** Begin Dataset content **

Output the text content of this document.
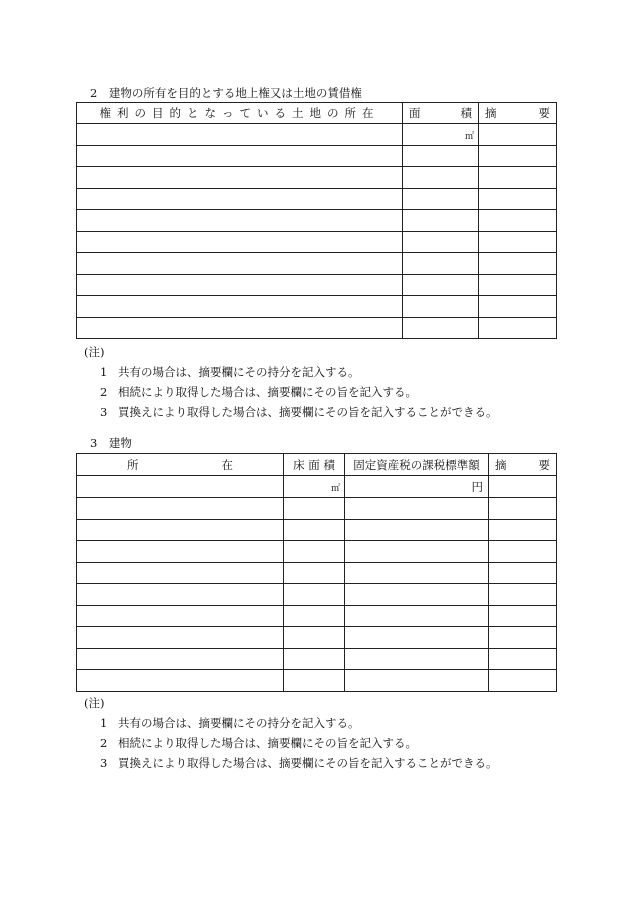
2　建物の所有を目的とする地上権又は土地の賃借権
権利の目的となっている土地の所在	面 積	摘 要

	㎡	

(注)
1 共有の場合は、摘要欄にその持分を記入する。
2 相続により取得した場合は、摘要欄にその旨を記入する。
3 買換えにより取得した場合は、摘要欄にその旨を記入することができる。
3　建物
所 在	床 面 積	固定資産税の課税標準額	摘 要

	㎡	円	

(注)
1 共有の場合は、摘要欄にその持分を記入する。
2 相続により取得した場合は、摘要欄にその旨を記入する。
3 買換えにより取得した場合は、摘要欄にその旨を記入することができる。
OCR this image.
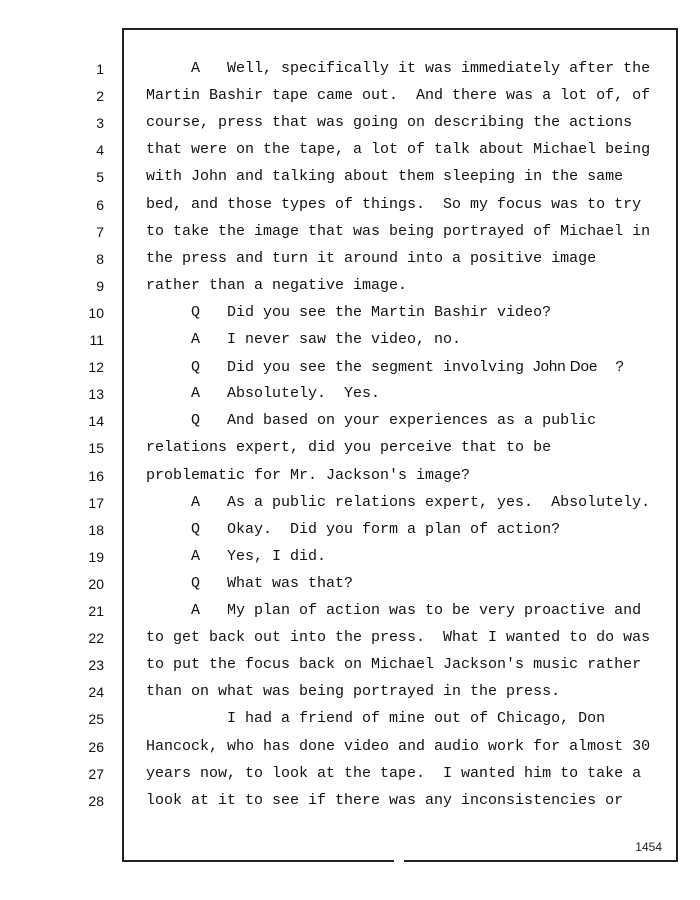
1	A   Well, specifically it was immediately after the
2	Martin Bashir tape came out.  And there was a lot of, of
3	course, press that was going on describing the actions
4	that were on the tape, a lot of talk about Michael being
5	with John and talking about them sleeping in the same
6	bed, and those types of things.  So my focus was to try
7	to take the image that was being portrayed of Michael in
8	the press and turn it around into a positive image
9	rather than a negative image.
10	Q   Did you see the Martin Bashir video?
11	A   I never saw the video, no.
12	Q   Did you see the segment involving John Doe  ?
13	A   Absolutely.  Yes.
14	Q   And based on your experiences as a public
15	relations expert, did you perceive that to be
16	problematic for Mr. Jackson's image?
17	A   As a public relations expert, yes.  Absolutely.
18	Q   Okay.  Did you form a plan of action?
19	A   Yes, I did.
20	Q   What was that?
21	A   My plan of action was to be very proactive and
22	to get back out into the press.  What I wanted to do was
23	to put the focus back on Michael Jackson's music rather
24	than on what was being portrayed in the press.
25	I had a friend of mine out of Chicago, Don
26	Hancock, who has done video and audio work for almost 30
27	years now, to look at the tape.  I wanted him to take a
28	look at it to see if there was any inconsistencies or
1454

** End Dataset content **

### Exercise task:
Identify every line where the string "that" appears.

### Correct result:
3	course, press that was going on describing the actions
4	that were on the tape, a lot of talk about Michael being
7	to take the image that was being portrayed of Michael in
15	relations expert, did you perceive that to be
20	Q   What was that?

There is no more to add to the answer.